▶ Work request
Restate the data exactly as given and keep the pictures out.

++++ Dataset entries ++++

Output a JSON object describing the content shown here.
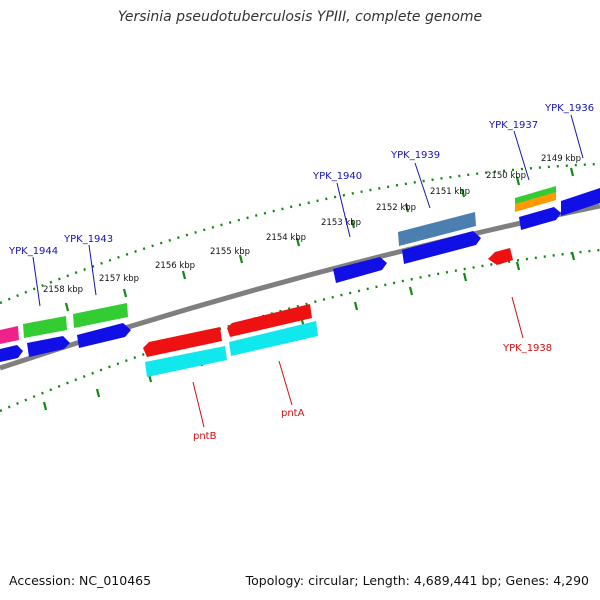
{
  "header": {
    "title": "Yersinia pseudotuberculosis YPIII, complete genome"
  },
  "footer": {
    "accession": "Accession: NC_010465",
    "topology": "Topology: circular; Length: 4,689,441 bp; Genes: 4,290"
  },
  "scale": {
    "tick_labels": [
      "2149 kbp",
      "2150 kbp",
      "2151 kbp",
      "2152 kbp",
      "2153 kbp",
      "2154 kbp",
      "2155 kbp",
      "2156 kbp",
      "2157 kbp",
      "2158 kbp"
    ]
  },
  "gene_labels": {
    "forward": [
      "YPK_1936",
      "YPK_1937",
      "YPK_1939",
      "YPK_1940",
      "YPK_1943",
      "YPK_1944"
    ],
    "reverse": [
      "YPK_1938",
      "pntA",
      "pntB"
    ]
  },
  "colors": {
    "cds": "#1010e6",
    "gene_green": "#33cc33",
    "gene_red": "#ee1111",
    "gene_cyan": "#11e8ee",
    "gene_steelblue": "#4a7fb0",
    "gene_orange": "#ff9900",
    "gene_pink": "#ee2288",
    "forward_label": "#1414b4",
    "reverse_label": "#d01010",
    "backbone": "#7f7f7f",
    "ticks": "#118811"
  },
  "icons": {
    "gene_arrow": "arrow-shape",
    "tick": "dash-mark"
  }
}
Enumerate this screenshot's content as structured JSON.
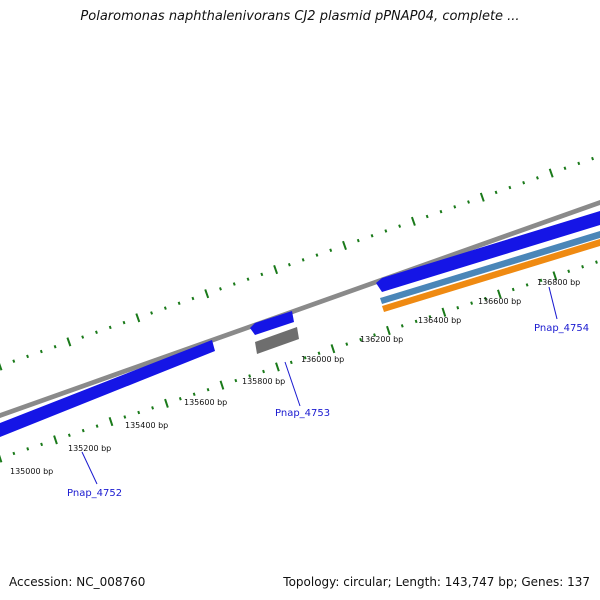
{
  "title": "Polaromonas naphthalenivorans CJ2 plasmid pPNAP04, complete ...",
  "footer": {
    "accession": "Accession: NC_008760",
    "summary": "Topology: circular; Length: 143,747 bp; Genes: 137"
  },
  "colors": {
    "cds": "#1515e6",
    "backbone": "#8a8a8a",
    "gene_gray": "#6e6e6e",
    "gene_teal": "#4a86b8",
    "gene_orange": "#ef8a12",
    "tick": "#1a7a1a",
    "label": "#1a1ad0"
  },
  "ticks": [
    {
      "label": "135000 bp"
    },
    {
      "label": "135200 bp"
    },
    {
      "label": "135400 bp"
    },
    {
      "label": "135600 bp"
    },
    {
      "label": "135800 bp"
    },
    {
      "label": "136000 bp"
    },
    {
      "label": "136200 bp"
    },
    {
      "label": "136400 bp"
    },
    {
      "label": "136600 bp"
    },
    {
      "label": "136800 bp"
    }
  ],
  "genes": [
    {
      "label": "Pnap_4752"
    },
    {
      "label": "Pnap_4753"
    },
    {
      "label": "Pnap_4754"
    }
  ]
}
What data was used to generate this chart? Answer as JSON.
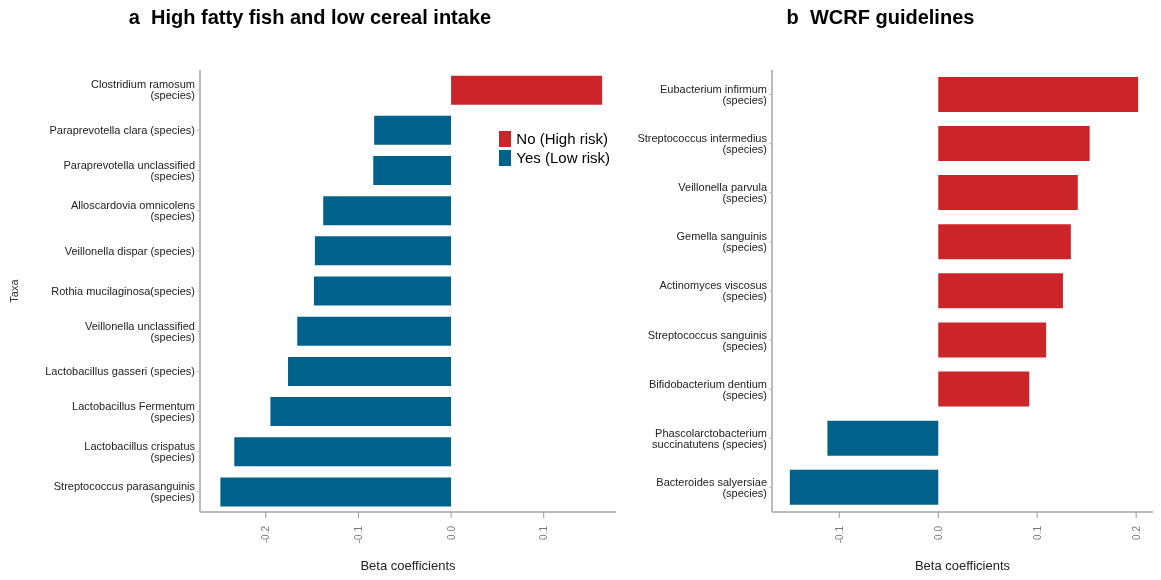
{
  "chart_data": [
    {
      "type": "bar",
      "orientation": "horizontal",
      "stacked": true,
      "title": "a  High fatty fish and low cereal intake",
      "xlabel": "Beta coefficients",
      "ylabel": "Taxa",
      "legend": "right",
      "categories": [
        "Clostridium ramosum (species)",
        "Paraprevotella clara (species)",
        "Paraprevotella unclassified (species)",
        "Alloscardovia omnicolens (species)",
        "Veillonella dispar (species)",
        "Rothia mucilaginosa(species)",
        "Veillonella unclassified (species)",
        "Lactobacillus  gasseri (species)",
        "Lactobacillus Fermentum (species)",
        "Lactobacillus crispatus (species)",
        "Streptococcus parasanguinis (species)"
      ],
      "series": [
        {
          "name": "No (High risk)",
          "color": "#cc2529",
          "values": [
            0.163,
            null,
            null,
            null,
            null,
            null,
            null,
            null,
            null,
            null,
            null
          ]
        },
        {
          "name": "Yes (Low risk)",
          "color": "#00628b",
          "values": [
            null,
            -0.083,
            -0.084,
            -0.138,
            -0.147,
            -0.148,
            -0.166,
            -0.176,
            -0.195,
            -0.234,
            -0.249
          ]
        }
      ],
      "xlim": [
        -0.271,
        0.178
      ],
      "xticks": [
        -0.2,
        -0.1,
        {
          "value": 0,
          "label": "0.0"
        },
        0.1
      ]
    },
    {
      "type": "bar",
      "orientation": "horizontal",
      "title": "b  WCRF guidelines",
      "xlabel": "Beta coefficients",
      "categories": [
        "Eubacterium infirmum (species)",
        "Streptococcus intermedius (species)",
        "Veillonella parvula (species)",
        "Gemella sanguinis (species)",
        "Actinomyces viscosus (species)",
        "Streptococcus sanguinis (species)",
        "Bifidobacterium dentium (species)",
        "Phascolarctobacterium succinatutens (species)",
        "Bacteroides salyersiae  (species)"
      ],
      "values": [
        0.202,
        0.153,
        0.141,
        0.134,
        0.126,
        0.109,
        0.092,
        -0.112,
        -0.15
      ],
      "colors": [
        "#cc2529",
        "#cc2529",
        "#cc2529",
        "#cc2529",
        "#cc2529",
        "#cc2529",
        "#cc2529",
        "#00628b",
        "#00628b"
      ],
      "xlim": [
        -0.168,
        0.217
      ],
      "xticks": [
        -0.1,
        {
          "value": 0,
          "label": "0.0"
        },
        0.1,
        0.2
      ]
    }
  ]
}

++++

▶ Answer for the task
Output a JSON object describing the content shown here.
{
  "header": {
    "title": "Yersinia pseudotuberculosis YPIII, complete genome"
  },
  "footer": {
    "accession": "Accession: NC_010465",
    "topology": "Topology: circular; Length: 4,689,441 bp; Genes: 4,290"
  },
  "scale": {
    "tick_labels": [
      "2149 kbp",
      "2150 kbp",
      "2151 kbp",
      "2152 kbp",
      "2153 kbp",
      "2154 kbp",
      "2155 kbp",
      "2156 kbp",
      "2157 kbp",
      "2158 kbp"
    ]
  },
  "gene_labels": {
    "forward": [
      "YPK_1936",
      "YPK_1937",
      "YPK_1939",
      "YPK_1940",
      "YPK_1943",
      "YPK_1944"
    ],
    "reverse": [
      "YPK_1938",
      "pntA",
      "pntB"
    ]
  },
  "colors": {
    "cds": "#1010e6",
    "gene_green": "#33cc33",
    "gene_red": "#ee1111",
    "gene_cyan": "#11e8ee",
    "gene_steelblue": "#4a7fb0",
    "gene_orange": "#ff9900",
    "gene_pink": "#ee2288",
    "forward_label": "#1414b4",
    "reverse_label": "#d01010",
    "backbone": "#7f7f7f",
    "ticks": "#118811"
  },
  "icons": {
    "gene_arrow": "arrow-shape",
    "tick": "dash-mark"
  }
}
Enumerate this screenshot's content as structured JSON.
{
  "title": "Polaromonas naphthalenivorans CJ2 plasmid pPNAP04, complete ...",
  "footer": {
    "accession": "Accession: NC_008760",
    "summary": "Topology: circular; Length: 143,747 bp; Genes: 137"
  },
  "colors": {
    "cds": "#1515e6",
    "backbone": "#8a8a8a",
    "gene_gray": "#6e6e6e",
    "gene_teal": "#4a86b8",
    "gene_orange": "#ef8a12",
    "tick": "#1a7a1a",
    "label": "#1a1ad0"
  },
  "ticks": [
    {
      "label": "135000 bp"
    },
    {
      "label": "135200 bp"
    },
    {
      "label": "135400 bp"
    },
    {
      "label": "135600 bp"
    },
    {
      "label": "135800 bp"
    },
    {
      "label": "136000 bp"
    },
    {
      "label": "136200 bp"
    },
    {
      "label": "136400 bp"
    },
    {
      "label": "136600 bp"
    },
    {
      "label": "136800 bp"
    }
  ],
  "genes": [
    {
      "label": "Pnap_4752"
    },
    {
      "label": "Pnap_4753"
    },
    {
      "label": "Pnap_4754"
    }
  ]
}
What data was used to generate this chart? Answer as JSON.
{
  "chart_data": [
    {
      "type": "bar",
      "orientation": "horizontal",
      "stacked": true,
      "title": "a  High fatty fish and low cereal intake",
      "xlabel": "Beta coefficients",
      "ylabel": "Taxa",
      "legend": "right",
      "categories": [
        "Clostridium ramosum (species)",
        "Paraprevotella clara (species)",
        "Paraprevotella unclassified (species)",
        "Alloscardovia omnicolens (species)",
        "Veillonella dispar (species)",
        "Rothia mucilaginosa(species)",
        "Veillonella unclassified (species)",
        "Lactobacillus  gasseri (species)",
        "Lactobacillus Fermentum (species)",
        "Lactobacillus crispatus (species)",
        "Streptococcus parasanguinis (species)"
      ],
      "series": [
        {
          "name": "No (High risk)",
          "color": "#cc2529",
          "values": [
            0.163,
            null,
            null,
            null,
            null,
            null,
            null,
            null,
            null,
            null,
            null
          ]
        },
        {
          "name": "Yes (Low risk)",
          "color": "#00628b",
          "values": [
            null,
            -0.083,
            -0.084,
            -0.138,
            -0.147,
            -0.148,
            -0.166,
            -0.176,
            -0.195,
            -0.234,
            -0.249
          ]
        }
      ],
      "xlim": [
        -0.271,
        0.178
      ],
      "xticks": [
        -0.2,
        -0.1,
        {
          "value": 0,
          "label": "0.0"
        },
        0.1
      ]
    },
    {
      "type": "bar",
      "orientation": "horizontal",
      "title": "b  WCRF guidelines",
      "xlabel": "Beta coefficients",
      "categories": [
        "Eubacterium infirmum (species)",
        "Streptococcus intermedius (species)",
        "Veillonella parvula (species)",
        "Gemella sanguinis (species)",
        "Actinomyces viscosus (species)",
        "Streptococcus sanguinis (species)",
        "Bifidobacterium dentium (species)",
        "Phascolarctobacterium succinatutens (species)",
        "Bacteroides salyersiae  (species)"
      ],
      "values": [
        0.202,
        0.153,
        0.141,
        0.134,
        0.126,
        0.109,
        0.092,
        -0.112,
        -0.15
      ],
      "colors": [
        "#cc2529",
        "#cc2529",
        "#cc2529",
        "#cc2529",
        "#cc2529",
        "#cc2529",
        "#cc2529",
        "#00628b",
        "#00628b"
      ],
      "xlim": [
        -0.168,
        0.217
      ],
      "xticks": [
        -0.1,
        {
          "value": 0,
          "label": "0.0"
        },
        0.1,
        0.2
      ]
    }
  ]
}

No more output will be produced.